### To do
Reproduce the following passage on how EU officials have reacted to Boris Johnson's Brexit proposals, verbatim and in full.

### Selected text
-- start --
Boris Johnson has been prime minister for a few months now and the Brussels machine has had time to get to know him a bit.

When Mr Johnson took office, diplomats and officials seemed genuinely willing to give the new prime minister a chance. There was a real move away fromf the increasingly hardline “no negotiations” rhetoric that characterised the preceding few months.

While the new official stance of being open to talks has survived – and officials are heading back and forth with regularity – the goodwill has not.

The EU has not been impressed with the proposals – if you could call them that – that have come from London. The UK has dragged its feet on suggesting anything concrete and only come up with “concepts”, which diplomats say resemble the early thinking of Theresa May. There is a sense in the EU capital that the new team in Downing Street is having to re-learn the lessons Mr Johnson’s predecessors took years to learn.
-- end --
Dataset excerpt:
-- start --
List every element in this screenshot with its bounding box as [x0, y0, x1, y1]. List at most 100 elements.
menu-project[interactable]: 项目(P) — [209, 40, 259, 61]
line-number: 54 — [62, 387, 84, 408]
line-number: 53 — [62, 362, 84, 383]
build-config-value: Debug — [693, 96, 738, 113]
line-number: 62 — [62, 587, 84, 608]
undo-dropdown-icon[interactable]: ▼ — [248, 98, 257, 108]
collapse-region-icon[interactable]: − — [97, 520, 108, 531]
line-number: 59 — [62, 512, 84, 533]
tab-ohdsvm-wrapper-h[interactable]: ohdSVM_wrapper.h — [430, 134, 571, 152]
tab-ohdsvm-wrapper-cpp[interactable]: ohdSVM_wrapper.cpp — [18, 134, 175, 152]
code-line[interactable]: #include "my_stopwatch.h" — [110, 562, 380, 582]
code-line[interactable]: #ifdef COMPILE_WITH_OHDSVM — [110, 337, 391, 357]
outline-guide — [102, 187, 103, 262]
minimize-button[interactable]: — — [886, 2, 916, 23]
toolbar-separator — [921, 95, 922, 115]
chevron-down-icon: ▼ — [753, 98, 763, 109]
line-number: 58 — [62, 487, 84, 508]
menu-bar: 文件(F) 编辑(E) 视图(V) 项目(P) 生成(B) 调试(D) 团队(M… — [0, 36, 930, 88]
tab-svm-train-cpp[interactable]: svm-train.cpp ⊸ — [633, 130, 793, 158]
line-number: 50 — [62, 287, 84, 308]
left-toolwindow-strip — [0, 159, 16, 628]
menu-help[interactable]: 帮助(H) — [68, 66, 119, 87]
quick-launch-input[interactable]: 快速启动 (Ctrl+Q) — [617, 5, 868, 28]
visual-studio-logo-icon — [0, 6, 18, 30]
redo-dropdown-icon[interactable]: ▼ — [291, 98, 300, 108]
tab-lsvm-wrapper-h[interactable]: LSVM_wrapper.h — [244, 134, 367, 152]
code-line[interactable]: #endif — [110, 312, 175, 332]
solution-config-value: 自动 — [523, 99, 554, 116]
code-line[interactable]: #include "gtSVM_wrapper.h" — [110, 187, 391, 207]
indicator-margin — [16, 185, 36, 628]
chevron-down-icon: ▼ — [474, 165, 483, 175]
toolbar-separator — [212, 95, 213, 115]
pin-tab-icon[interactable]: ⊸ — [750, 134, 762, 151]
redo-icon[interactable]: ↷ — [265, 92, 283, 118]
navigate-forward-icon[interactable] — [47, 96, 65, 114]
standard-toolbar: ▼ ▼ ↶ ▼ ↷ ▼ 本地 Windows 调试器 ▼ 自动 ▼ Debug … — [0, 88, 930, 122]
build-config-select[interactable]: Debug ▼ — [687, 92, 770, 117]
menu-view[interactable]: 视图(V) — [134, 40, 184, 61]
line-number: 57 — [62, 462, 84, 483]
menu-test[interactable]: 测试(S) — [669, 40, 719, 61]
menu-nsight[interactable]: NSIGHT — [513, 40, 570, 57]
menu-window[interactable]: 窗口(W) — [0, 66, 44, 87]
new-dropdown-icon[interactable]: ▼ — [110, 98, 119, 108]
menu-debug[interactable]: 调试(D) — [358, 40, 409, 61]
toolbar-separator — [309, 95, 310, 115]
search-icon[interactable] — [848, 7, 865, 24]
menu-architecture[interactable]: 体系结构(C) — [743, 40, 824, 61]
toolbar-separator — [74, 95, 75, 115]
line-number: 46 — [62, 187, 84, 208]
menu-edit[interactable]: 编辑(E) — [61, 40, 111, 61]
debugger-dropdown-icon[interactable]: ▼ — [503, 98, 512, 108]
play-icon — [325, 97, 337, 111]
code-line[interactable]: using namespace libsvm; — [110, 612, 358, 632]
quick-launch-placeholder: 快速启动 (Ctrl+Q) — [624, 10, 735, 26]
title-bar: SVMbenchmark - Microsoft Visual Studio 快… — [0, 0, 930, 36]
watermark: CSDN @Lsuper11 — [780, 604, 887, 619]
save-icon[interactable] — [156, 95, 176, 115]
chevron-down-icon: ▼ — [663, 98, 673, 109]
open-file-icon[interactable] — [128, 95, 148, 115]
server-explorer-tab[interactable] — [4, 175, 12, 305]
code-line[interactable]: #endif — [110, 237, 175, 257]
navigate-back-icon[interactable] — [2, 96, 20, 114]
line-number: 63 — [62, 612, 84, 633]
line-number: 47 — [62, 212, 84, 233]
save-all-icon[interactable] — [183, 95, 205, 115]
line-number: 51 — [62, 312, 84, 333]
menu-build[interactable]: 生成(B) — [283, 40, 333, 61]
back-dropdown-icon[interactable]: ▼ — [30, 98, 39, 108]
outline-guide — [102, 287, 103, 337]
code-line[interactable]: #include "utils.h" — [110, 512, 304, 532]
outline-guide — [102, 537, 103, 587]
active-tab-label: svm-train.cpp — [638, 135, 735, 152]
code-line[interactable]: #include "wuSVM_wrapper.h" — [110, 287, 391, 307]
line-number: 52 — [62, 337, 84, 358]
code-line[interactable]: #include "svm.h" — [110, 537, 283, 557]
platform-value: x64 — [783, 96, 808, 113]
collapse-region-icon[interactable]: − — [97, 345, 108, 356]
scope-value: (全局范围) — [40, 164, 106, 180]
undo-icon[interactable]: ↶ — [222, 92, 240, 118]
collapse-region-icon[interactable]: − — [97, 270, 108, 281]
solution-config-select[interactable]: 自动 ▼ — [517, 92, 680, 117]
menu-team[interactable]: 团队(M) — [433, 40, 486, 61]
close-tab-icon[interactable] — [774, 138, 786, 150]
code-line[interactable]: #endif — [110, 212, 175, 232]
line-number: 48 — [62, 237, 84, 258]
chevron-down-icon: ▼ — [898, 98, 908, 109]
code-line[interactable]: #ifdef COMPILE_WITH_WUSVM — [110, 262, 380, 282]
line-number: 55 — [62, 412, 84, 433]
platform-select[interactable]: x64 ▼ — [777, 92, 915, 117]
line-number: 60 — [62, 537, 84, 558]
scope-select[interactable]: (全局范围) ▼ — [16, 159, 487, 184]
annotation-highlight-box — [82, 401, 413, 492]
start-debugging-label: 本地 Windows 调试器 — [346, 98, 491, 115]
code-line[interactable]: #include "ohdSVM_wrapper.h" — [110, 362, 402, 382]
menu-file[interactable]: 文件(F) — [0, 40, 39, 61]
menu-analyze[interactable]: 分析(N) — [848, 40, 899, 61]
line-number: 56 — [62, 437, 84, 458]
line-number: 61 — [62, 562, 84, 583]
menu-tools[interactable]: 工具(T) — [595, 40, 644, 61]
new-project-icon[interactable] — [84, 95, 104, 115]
-- end --
### Response for this exercise
Boris Johnson has been prime minister for a few months now and the Brussels machine has had time to get to know him a bit.

When Mr Johnson took office, diplomats and officials seemed genuinely willing to give the new prime minister a chance. There was a real move away fromf the increasingly hardline “no negotiations” rhetoric that characterised the preceding few months.

While the new official stance of being open to talks has survived – and officials are heading back and forth with regularity – the goodwill has not.

The EU has not been impressed with the proposals – if you could call them that – that have come from London. The UK has dragged its feet on suggesting anything concrete and only come up with “concepts”, which diplomats say resemble the early thinking of Theresa May. There is a sense in the EU capital that the new team in Downing Street is having to re-learn the lessons Mr Johnson’s predecessors took years to learn.